◆ **TASK DESCRIPTION**: Exclude any images and output the remaining records exactly.

[Data entries]
================================
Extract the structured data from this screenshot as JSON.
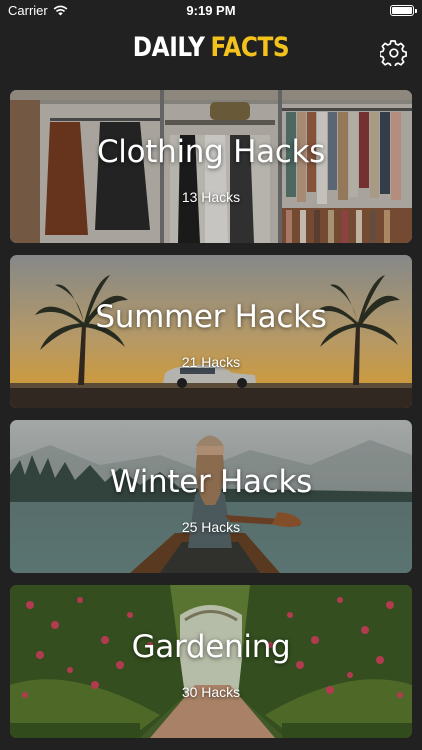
{
  "status_bar": {
    "carrier": "Carrier",
    "time": "9:19 PM",
    "battery_level": 1.0
  },
  "header": {
    "title_part1": "DAILY",
    "title_part2": "FACTS",
    "accent_color": "#f4c21c",
    "settings_icon": "gear-icon"
  },
  "categories": [
    {
      "title": "Clothing Hacks",
      "count": "13 Hacks",
      "theme": "clothing"
    },
    {
      "title": "Summer Hacks",
      "count": "21 Hacks",
      "theme": "summer"
    },
    {
      "title": "Winter Hacks",
      "count": "25 Hacks",
      "theme": "winter"
    },
    {
      "title": "Gardening",
      "count": "30 Hacks",
      "theme": "garden"
    }
  ]
}
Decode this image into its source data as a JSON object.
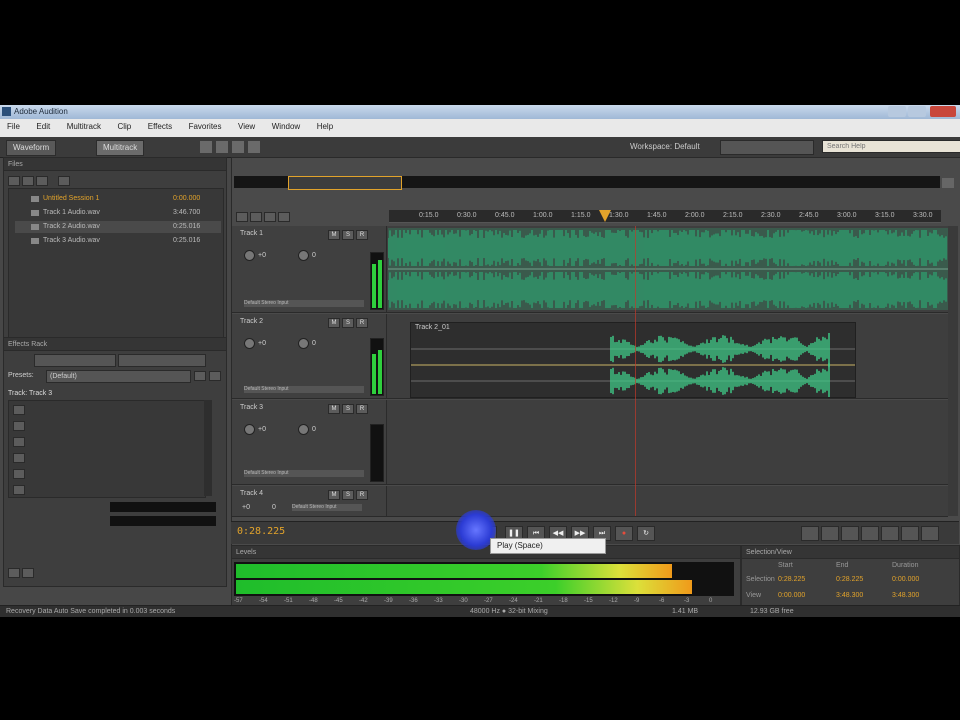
{
  "window": {
    "title": "Adobe Audition"
  },
  "menu": [
    "File",
    "Edit",
    "Multitrack",
    "Clip",
    "Effects",
    "Favorites",
    "View",
    "Window",
    "Help"
  ],
  "workspace": {
    "waveform_tab": "Waveform",
    "multitrack_tab": "Multitrack",
    "workspace_label": "Workspace: Default",
    "search_placeholder": "Search Help"
  },
  "files_panel": {
    "title": "Files",
    "files": [
      {
        "name": "Untitled Session 1",
        "duration": "0:00.000"
      },
      {
        "name": "Track 1 Audio.wav",
        "duration": "3:46.700"
      },
      {
        "name": "Track 2 Audio.wav",
        "duration": "0:25.016"
      },
      {
        "name": "Track 3 Audio.wav",
        "duration": "0:25.016"
      }
    ]
  },
  "effects_panel": {
    "title": "Effects Rack",
    "track_label": "Track: Track 3",
    "presets_label": "Presets:",
    "preset_value": "(Default)"
  },
  "editor": {
    "ruler_ticks": [
      "0:15.0",
      "0:30.0",
      "0:45.0",
      "1:00.0",
      "1:15.0",
      "1:30.0",
      "1:45.0",
      "2:00.0",
      "2:15.0",
      "2:30.0",
      "2:45.0",
      "3:00.0",
      "3:15.0",
      "3:30.0"
    ],
    "tracks": [
      {
        "name": "Track 1",
        "volume": "+0",
        "pan": "0",
        "output": "Default Stereo Input"
      },
      {
        "name": "Track 2",
        "volume": "+0",
        "pan": "0",
        "output": "Default Stereo Input"
      },
      {
        "name": "Track 3",
        "volume": "+0",
        "pan": "0",
        "output": "Default Stereo Input"
      },
      {
        "name": "Track 4",
        "volume": "+0",
        "pan": "0",
        "output": "Default Stereo Input"
      }
    ],
    "clip2_label": "Track 2_01",
    "time_display": "0:28.225"
  },
  "transport": {
    "buttons": [
      "stop",
      "play",
      "pause",
      "move-to-previous",
      "rewind",
      "fast-forward",
      "move-to-next",
      "record"
    ],
    "tooltip": "Play (Space)"
  },
  "levels": {
    "title": "Levels",
    "scale": [
      "-57",
      "-54",
      "-51",
      "-48",
      "-45",
      "-42",
      "-39",
      "-36",
      "-33",
      "-30",
      "-27",
      "-24",
      "-21",
      "-18",
      "-15",
      "-12",
      "-9",
      "-6",
      "-3",
      "0"
    ],
    "left_level": 0.88,
    "right_level": 0.92
  },
  "selection": {
    "title": "Selection/View",
    "headers": [
      "Start",
      "End",
      "Duration"
    ],
    "rows": [
      {
        "label": "Selection",
        "start": "0:28.225",
        "end": "0:28.225",
        "duration": "0:00.000"
      },
      {
        "label": "View",
        "start": "0:00.000",
        "end": "3:48.300",
        "duration": "3:48.300"
      }
    ]
  },
  "status": {
    "left": "Recovery Data Auto Save completed in 0.003 seconds",
    "center": "48000 Hz ● 32-bit Mixing",
    "right1": "1.41 MB",
    "right2": "12.93 GB free"
  },
  "colors": {
    "waveform": "#3fcf8a",
    "track1_wave": "#2e9e6e",
    "meter_green": "#2fcf3d",
    "accent_orange": "#e2a32b",
    "playhead": "#c0392b"
  }
}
================================
◆ **ANSWER**:
Extract the structured data from this screenshot as JSON.
{
  "status_bar": {
    "carrier": "Carrier",
    "time": "9:19 PM",
    "battery_level": 1.0
  },
  "header": {
    "title_part1": "DAILY",
    "title_part2": "FACTS",
    "accent_color": "#f4c21c",
    "settings_icon": "gear-icon"
  },
  "categories": [
    {
      "title": "Clothing Hacks",
      "count": "13 Hacks",
      "theme": "clothing"
    },
    {
      "title": "Summer Hacks",
      "count": "21 Hacks",
      "theme": "summer"
    },
    {
      "title": "Winter Hacks",
      "count": "25 Hacks",
      "theme": "winter"
    },
    {
      "title": "Gardening",
      "count": "30 Hacks",
      "theme": "garden"
    }
  ]
}
Decode this image into its source data as a JSON object.
{
  "window": {
    "title": "Adobe Audition"
  },
  "menu": [
    "File",
    "Edit",
    "Multitrack",
    "Clip",
    "Effects",
    "Favorites",
    "View",
    "Window",
    "Help"
  ],
  "workspace": {
    "waveform_tab": "Waveform",
    "multitrack_tab": "Multitrack",
    "workspace_label": "Workspace: Default",
    "search_placeholder": "Search Help"
  },
  "files_panel": {
    "title": "Files",
    "files": [
      {
        "name": "Untitled Session 1",
        "duration": "0:00.000"
      },
      {
        "name": "Track 1 Audio.wav",
        "duration": "3:46.700"
      },
      {
        "name": "Track 2 Audio.wav",
        "duration": "0:25.016"
      },
      {
        "name": "Track 3 Audio.wav",
        "duration": "0:25.016"
      }
    ]
  },
  "effects_panel": {
    "title": "Effects Rack",
    "track_label": "Track: Track 3",
    "presets_label": "Presets:",
    "preset_value": "(Default)"
  },
  "editor": {
    "ruler_ticks": [
      "0:15.0",
      "0:30.0",
      "0:45.0",
      "1:00.0",
      "1:15.0",
      "1:30.0",
      "1:45.0",
      "2:00.0",
      "2:15.0",
      "2:30.0",
      "2:45.0",
      "3:00.0",
      "3:15.0",
      "3:30.0"
    ],
    "tracks": [
      {
        "name": "Track 1",
        "volume": "+0",
        "pan": "0",
        "output": "Default Stereo Input"
      },
      {
        "name": "Track 2",
        "volume": "+0",
        "pan": "0",
        "output": "Default Stereo Input"
      },
      {
        "name": "Track 3",
        "volume": "+0",
        "pan": "0",
        "output": "Default Stereo Input"
      },
      {
        "name": "Track 4",
        "volume": "+0",
        "pan": "0",
        "output": "Default Stereo Input"
      }
    ],
    "clip2_label": "Track 2_01",
    "time_display": "0:28.225"
  },
  "transport": {
    "buttons": [
      "stop",
      "play",
      "pause",
      "move-to-previous",
      "rewind",
      "fast-forward",
      "move-to-next",
      "record"
    ],
    "tooltip": "Play (Space)"
  },
  "levels": {
    "title": "Levels",
    "scale": [
      "-57",
      "-54",
      "-51",
      "-48",
      "-45",
      "-42",
      "-39",
      "-36",
      "-33",
      "-30",
      "-27",
      "-24",
      "-21",
      "-18",
      "-15",
      "-12",
      "-9",
      "-6",
      "-3",
      "0"
    ],
    "left_level": 0.88,
    "right_level": 0.92
  },
  "selection": {
    "title": "Selection/View",
    "headers": [
      "Start",
      "End",
      "Duration"
    ],
    "rows": [
      {
        "label": "Selection",
        "start": "0:28.225",
        "end": "0:28.225",
        "duration": "0:00.000"
      },
      {
        "label": "View",
        "start": "0:00.000",
        "end": "3:48.300",
        "duration": "3:48.300"
      }
    ]
  },
  "status": {
    "left": "Recovery Data Auto Save completed in 0.003 seconds",
    "center": "48000 Hz ● 32-bit Mixing",
    "right1": "1.41 MB",
    "right2": "12.93 GB free"
  },
  "colors": {
    "waveform": "#3fcf8a",
    "track1_wave": "#2e9e6e",
    "meter_green": "#2fcf3d",
    "accent_orange": "#e2a32b",
    "playhead": "#c0392b"
  }
}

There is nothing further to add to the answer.